#### What is asked:
Make an exact copy of the data below, leaving out every picture.

· · · · ·

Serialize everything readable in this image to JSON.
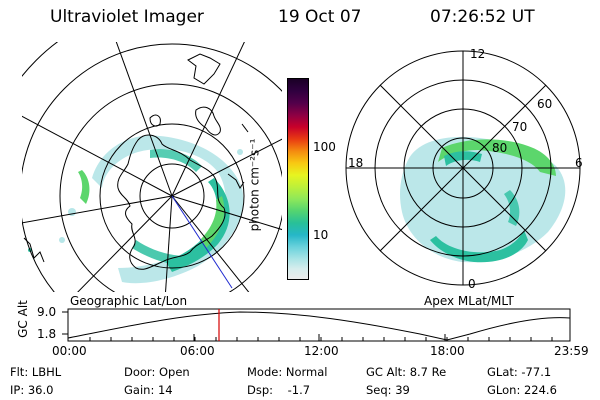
{
  "header": {
    "title": "Ultraviolet Imager",
    "date": "19 Oct 07",
    "time": "07:26:52 UT"
  },
  "colorbar": {
    "unit_label": "photon cm⁻²s⁻¹",
    "tick_100": "100",
    "tick_10": "10"
  },
  "geo_plot": {
    "label": "Geographic Lat/Lon"
  },
  "apex_plot": {
    "label": "Apex MLat/MLT",
    "mlt_12": "12",
    "mlt_18": "18",
    "mlt_6": "6",
    "mlt_0": "0",
    "lat_60": "60",
    "lat_70": "70",
    "lat_80": "80"
  },
  "timeline": {
    "y_title": "GC Alt",
    "y_max": "9.0",
    "y_min": "1.8",
    "ticks": [
      "00:00",
      "06:00",
      "12:00",
      "18:00",
      "23:59"
    ],
    "current_marker_time": "07:26:52"
  },
  "info": {
    "flt": "Flt: LBHL",
    "ip": "IP: 36.0",
    "door": "Door: Open",
    "gain": "Gain: 14",
    "mode": "Mode: Normal",
    "dsp": "Dsp:    -1.7",
    "gcalt": "GC Alt: 8.7 Re",
    "seq": "Seq: 39",
    "glat": "GLat: -77.1",
    "glon": "GLon: 224.6"
  },
  "colors": {
    "low_cyan": "#b7e6e8",
    "mid_teal": "#2cc0a0",
    "high_green": "#5cd66c",
    "marker_red": "#d40000"
  }
}
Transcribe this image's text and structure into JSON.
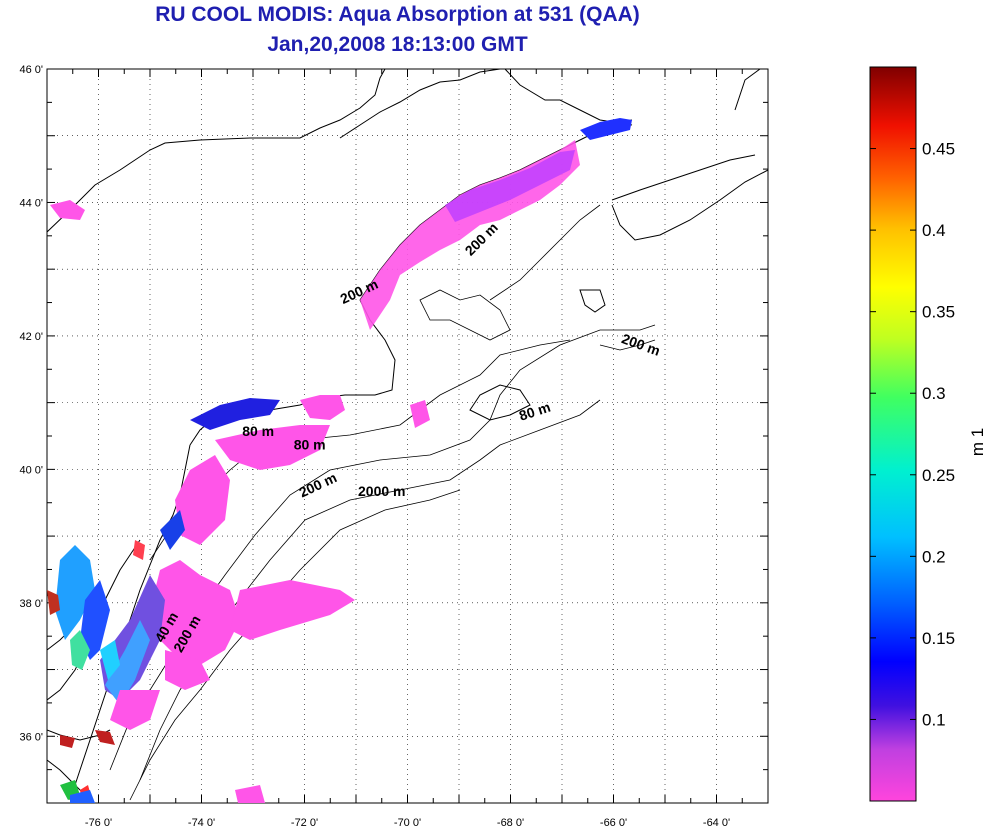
{
  "title": "RU COOL MODIS: Aqua Absorption at 531 (QAA)",
  "subtitle": "Jan,20,2008 18:13:00 GMT",
  "map": {
    "lon_range": [
      -77,
      -63
    ],
    "lat_range": [
      35,
      46
    ],
    "lon_tick_labels": [
      {
        "lon": -76,
        "label": "-76 0'"
      },
      {
        "lon": -74,
        "label": "-74 0'"
      },
      {
        "lon": -72,
        "label": "-72 0'"
      },
      {
        "lon": -70,
        "label": "-70 0'"
      },
      {
        "lon": -68,
        "label": "-68 0'"
      },
      {
        "lon": -66,
        "label": "-66 0'"
      },
      {
        "lon": -64,
        "label": "-64 0'"
      }
    ],
    "lat_tick_labels": [
      {
        "lat": 46,
        "label": "46 0'"
      },
      {
        "lat": 44,
        "label": "44 0'"
      },
      {
        "lat": 42,
        "label": "42 0'"
      },
      {
        "lat": 40,
        "label": "40 0'"
      },
      {
        "lat": 38,
        "label": "38 0'"
      },
      {
        "lat": 36,
        "label": "36 0'"
      }
    ],
    "grid": "dotted",
    "contour_labels": [
      {
        "text": "200 m",
        "lon": -68.5,
        "lat": 43.4,
        "angle": -45
      },
      {
        "text": "200 m",
        "lon": -70.9,
        "lat": 42.6,
        "angle": -25
      },
      {
        "text": "200 m",
        "lon": -65.5,
        "lat": 41.8,
        "angle": 20
      },
      {
        "text": "80 m",
        "lon": -67.5,
        "lat": 40.8,
        "angle": -18
      },
      {
        "text": "80 m",
        "lon": -72.9,
        "lat": 40.5,
        "angle": 0
      },
      {
        "text": "80 m",
        "lon": -71.9,
        "lat": 40.3,
        "angle": 0
      },
      {
        "text": "200 m",
        "lon": -71.7,
        "lat": 39.7,
        "angle": -25
      },
      {
        "text": "2000 m",
        "lon": -70.5,
        "lat": 39.6,
        "angle": 0
      },
      {
        "text": "40 m",
        "lon": -74.6,
        "lat": 37.6,
        "angle": -60
      },
      {
        "text": "200 m",
        "lon": -74.2,
        "lat": 37.5,
        "angle": -60
      }
    ]
  },
  "colorbar": {
    "min": 0.05,
    "max": 0.5,
    "ticks": [
      "0.45",
      "0.4",
      "0.35",
      "0.3",
      "0.25",
      "0.2",
      "0.15",
      "0.1"
    ],
    "tick_values": [
      0.45,
      0.4,
      0.35,
      0.3,
      0.25,
      0.2,
      0.15,
      0.1
    ],
    "label": "m 1"
  }
}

· · · · ·

#### The completed task:
Serialize everything readable in this image to JSON.
{
  "header": {
    "title": "Ultraviolet Imager",
    "date": "19 Oct 07",
    "time": "07:26:52 UT"
  },
  "colorbar": {
    "unit_label": "photon cm⁻²s⁻¹",
    "tick_100": "100",
    "tick_10": "10"
  },
  "geo_plot": {
    "label": "Geographic Lat/Lon"
  },
  "apex_plot": {
    "label": "Apex MLat/MLT",
    "mlt_12": "12",
    "mlt_18": "18",
    "mlt_6": "6",
    "mlt_0": "0",
    "lat_60": "60",
    "lat_70": "70",
    "lat_80": "80"
  },
  "timeline": {
    "y_title": "GC Alt",
    "y_max": "9.0",
    "y_min": "1.8",
    "ticks": [
      "00:00",
      "06:00",
      "12:00",
      "18:00",
      "23:59"
    ],
    "current_marker_time": "07:26:52"
  },
  "info": {
    "flt": "Flt: LBHL",
    "ip": "IP: 36.0",
    "door": "Door: Open",
    "gain": "Gain: 14",
    "mode": "Mode: Normal",
    "dsp": "Dsp:    -1.7",
    "gcalt": "GC Alt: 8.7 Re",
    "seq": "Seq: 39",
    "glat": "GLat: -77.1",
    "glon": "GLon: 224.6"
  },
  "colors": {
    "low_cyan": "#b7e6e8",
    "mid_teal": "#2cc0a0",
    "high_green": "#5cd66c",
    "marker_red": "#d40000"
  }
}
Transcribe this image's text and structure into JSON.
{
  "title": "RU COOL MODIS: Aqua Absorption at 531 (QAA)",
  "subtitle": "Jan,20,2008 18:13:00 GMT",
  "map": {
    "lon_range": [
      -77,
      -63
    ],
    "lat_range": [
      35,
      46
    ],
    "lon_tick_labels": [
      {
        "lon": -76,
        "label": "-76 0'"
      },
      {
        "lon": -74,
        "label": "-74 0'"
      },
      {
        "lon": -72,
        "label": "-72 0'"
      },
      {
        "lon": -70,
        "label": "-70 0'"
      },
      {
        "lon": -68,
        "label": "-68 0'"
      },
      {
        "lon": -66,
        "label": "-66 0'"
      },
      {
        "lon": -64,
        "label": "-64 0'"
      }
    ],
    "lat_tick_labels": [
      {
        "lat": 46,
        "label": "46 0'"
      },
      {
        "lat": 44,
        "label": "44 0'"
      },
      {
        "lat": 42,
        "label": "42 0'"
      },
      {
        "lat": 40,
        "label": "40 0'"
      },
      {
        "lat": 38,
        "label": "38 0'"
      },
      {
        "lat": 36,
        "label": "36 0'"
      }
    ],
    "grid": "dotted",
    "contour_labels": [
      {
        "text": "200 m",
        "lon": -68.5,
        "lat": 43.4,
        "angle": -45
      },
      {
        "text": "200 m",
        "lon": -70.9,
        "lat": 42.6,
        "angle": -25
      },
      {
        "text": "200 m",
        "lon": -65.5,
        "lat": 41.8,
        "angle": 20
      },
      {
        "text": "80 m",
        "lon": -67.5,
        "lat": 40.8,
        "angle": -18
      },
      {
        "text": "80 m",
        "lon": -72.9,
        "lat": 40.5,
        "angle": 0
      },
      {
        "text": "80 m",
        "lon": -71.9,
        "lat": 40.3,
        "angle": 0
      },
      {
        "text": "200 m",
        "lon": -71.7,
        "lat": 39.7,
        "angle": -25
      },
      {
        "text": "2000 m",
        "lon": -70.5,
        "lat": 39.6,
        "angle": 0
      },
      {
        "text": "40 m",
        "lon": -74.6,
        "lat": 37.6,
        "angle": -60
      },
      {
        "text": "200 m",
        "lon": -74.2,
        "lat": 37.5,
        "angle": -60
      }
    ]
  },
  "colorbar": {
    "min": 0.05,
    "max": 0.5,
    "ticks": [
      "0.45",
      "0.4",
      "0.35",
      "0.3",
      "0.25",
      "0.2",
      "0.15",
      "0.1"
    ],
    "tick_values": [
      0.45,
      0.4,
      0.35,
      0.3,
      0.25,
      0.2,
      0.15,
      0.1
    ],
    "label": "m 1"
  }
}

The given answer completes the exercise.